What needs to be done:
Extract all of the data and reproduce it precisely.
---------- Source material
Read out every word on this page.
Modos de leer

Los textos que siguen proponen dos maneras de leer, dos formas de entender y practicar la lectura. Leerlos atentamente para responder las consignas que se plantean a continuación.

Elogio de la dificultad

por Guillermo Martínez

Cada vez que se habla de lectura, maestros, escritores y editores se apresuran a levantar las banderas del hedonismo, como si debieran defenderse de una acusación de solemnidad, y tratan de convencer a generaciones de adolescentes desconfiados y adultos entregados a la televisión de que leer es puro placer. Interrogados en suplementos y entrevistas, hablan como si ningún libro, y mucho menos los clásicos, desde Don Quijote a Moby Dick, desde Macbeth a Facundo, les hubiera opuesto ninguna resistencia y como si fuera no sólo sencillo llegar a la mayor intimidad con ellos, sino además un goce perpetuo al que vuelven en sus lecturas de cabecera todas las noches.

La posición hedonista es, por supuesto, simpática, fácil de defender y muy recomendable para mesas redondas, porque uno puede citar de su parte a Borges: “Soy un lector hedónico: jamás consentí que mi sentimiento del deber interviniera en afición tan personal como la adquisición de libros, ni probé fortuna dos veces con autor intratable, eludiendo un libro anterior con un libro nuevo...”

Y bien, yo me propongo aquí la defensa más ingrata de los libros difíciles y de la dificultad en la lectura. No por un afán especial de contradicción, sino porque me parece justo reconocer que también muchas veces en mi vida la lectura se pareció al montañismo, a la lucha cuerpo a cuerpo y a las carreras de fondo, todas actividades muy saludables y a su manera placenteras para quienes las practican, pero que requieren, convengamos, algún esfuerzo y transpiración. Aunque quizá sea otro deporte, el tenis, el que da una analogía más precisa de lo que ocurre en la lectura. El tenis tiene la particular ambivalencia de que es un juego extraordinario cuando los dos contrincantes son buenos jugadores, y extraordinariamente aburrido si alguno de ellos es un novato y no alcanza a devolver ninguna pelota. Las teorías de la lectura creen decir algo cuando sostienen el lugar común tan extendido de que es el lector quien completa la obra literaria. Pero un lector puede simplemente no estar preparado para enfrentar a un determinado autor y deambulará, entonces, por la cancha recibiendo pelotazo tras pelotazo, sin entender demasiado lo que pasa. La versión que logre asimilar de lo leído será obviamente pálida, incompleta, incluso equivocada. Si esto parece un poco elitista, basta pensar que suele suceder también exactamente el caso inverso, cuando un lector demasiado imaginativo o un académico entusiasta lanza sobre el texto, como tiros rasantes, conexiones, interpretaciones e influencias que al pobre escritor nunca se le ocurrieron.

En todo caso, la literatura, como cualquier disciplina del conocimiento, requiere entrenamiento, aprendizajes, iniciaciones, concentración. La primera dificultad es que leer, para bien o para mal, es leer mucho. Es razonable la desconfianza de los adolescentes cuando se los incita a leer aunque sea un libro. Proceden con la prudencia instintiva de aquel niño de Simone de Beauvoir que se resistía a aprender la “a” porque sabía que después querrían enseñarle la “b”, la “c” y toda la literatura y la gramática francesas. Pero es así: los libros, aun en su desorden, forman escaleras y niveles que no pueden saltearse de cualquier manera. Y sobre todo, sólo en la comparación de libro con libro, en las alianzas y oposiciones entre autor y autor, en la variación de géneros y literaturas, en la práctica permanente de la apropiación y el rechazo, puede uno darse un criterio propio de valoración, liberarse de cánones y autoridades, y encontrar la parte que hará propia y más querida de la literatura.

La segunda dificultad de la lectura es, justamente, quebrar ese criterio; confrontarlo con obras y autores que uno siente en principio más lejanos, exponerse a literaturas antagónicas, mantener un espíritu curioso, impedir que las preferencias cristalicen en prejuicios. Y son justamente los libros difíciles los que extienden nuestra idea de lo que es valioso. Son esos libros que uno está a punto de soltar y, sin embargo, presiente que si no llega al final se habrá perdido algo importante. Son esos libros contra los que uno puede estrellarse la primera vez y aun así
--------------------
Solution to this problem:
Read out every word on this page.
Modos de leer

Los textos que siguen proponen dos maneras de leer, dos formas de entender y practicar la lectura. Leerlos atentamente para responder las consignas que se plantean a continuación.

Elogio de la dificultad

por Guillermo Martínez

Cada vez que se habla de lectura, maestros, escritores y editores se apresuran a levantar las banderas del hedonismo, como si debieran defenderse de una acusación de solemnidad, y tratan de convencer a generaciones de adolescentes desconfiados y adultos entregados a la televisión de que leer es puro placer. Interrogados en suplementos y entrevistas, hablan como si ningún libro, y mucho menos los clásicos, desde Don Quijote a Moby Dick, desde Macbeth a Facundo, les hubiera opuesto ninguna resistencia y como si fuera no sólo sencillo llegar a la mayor intimidad con ellos, sino además un goce perpetuo al que vuelven en sus lecturas de cabecera todas las noches.

La posición hedonista es, por supuesto, simpática, fácil de defender y muy recomendable para mesas redondas, porque uno puede citar de su parte a Borges: “Soy un lector hedónico: jamás consentí que mi sentimiento del deber interviniera en afición tan personal como la adquisición de libros, ni probé fortuna dos veces con autor intratable, eludiendo un libro anterior con un libro nuevo...”

Y bien, yo me propongo aquí la defensa más ingrata de los libros difíciles y de la dificultad en la lectura. No por un afán especial de contradicción, sino porque me parece justo reconocer que también muchas veces en mi vida la lectura se pareció al montañismo, a la lucha cuerpo a cuerpo y a las carreras de fondo, todas actividades muy saludables y a su manera placenteras para quienes las practican, pero que requieren, convengamos, algún esfuerzo y transpiración. Aunque quizá sea otro deporte, el tenis, el que da una analogía más precisa de lo que ocurre en la lectura. El tenis tiene la particular ambivalencia de que es un juego extraordinario cuando los dos contrincantes son buenos jugadores, y extraordinariamente aburrido si alguno de ellos es un novato y no alcanza a devolver ninguna pelota. Las teorías de la lectura creen decir algo cuando sostienen el lugar común tan extendido de que es el lector quien completa la obra literaria. Pero un lector puede simplemente no estar preparado para enfrentar a un determinado autor y deambulará, entonces, por la cancha recibiendo pelotazo tras pelotazo, sin entender demasiado lo que pasa. La versión que logre asimilar de lo leído será obviamente pálida, incompleta, incluso equivocada. Si esto parece un poco elitista, basta pensar que suele suceder también exactamente el caso inverso, cuando un lector demasiado imaginativo o un académico entusiasta lanza sobre el texto, como tiros rasantes, conexiones, interpretaciones e influencias que al pobre escritor nunca se le ocurrieron.

En todo caso, la literatura, como cualquier disciplina del conocimiento, requiere entrenamiento, aprendizajes, iniciaciones, concentración. La primera dificultad es que leer, para bien o para mal, es leer mucho. Es razonable la desconfianza de los adolescentes cuando se los incita a leer aunque sea un libro. Proceden con la prudencia instintiva de aquel niño de Simone de Beauvoir que se resistía a aprender la “a” porque sabía que después querrían enseñarle la “b”, la “c” y toda la literatura y la gramática francesas. Pero es así: los libros, aun en su desorden, forman escaleras y niveles que no pueden saltearse de cualquier manera. Y sobre todo, sólo en la comparación de libro con libro, en las alianzas y oposiciones entre autor y autor, en la variación de géneros y literaturas, en la práctica permanente de la apropiación y el rechazo, puede uno darse un criterio propio de valoración, liberarse de cánones y autoridades, y encontrar la parte que hará propia y más querida de la literatura.

La segunda dificultad de la lectura es, justamente, quebrar ese criterio; confrontarlo con obras y autores que uno siente en principio más lejanos, exponerse a literaturas antagónicas, mantener un espíritu curioso, impedir que las preferencias cristalicen en prejuicios. Y son justamente los libros difíciles los que extienden nuestra idea de lo que es valioso. Son esos libros que uno está a punto de soltar y, sin embargo, presiente que si no llega al final se habrá perdido algo importante. Son esos libros contra los que uno puede estrellarse la primera vez y aun así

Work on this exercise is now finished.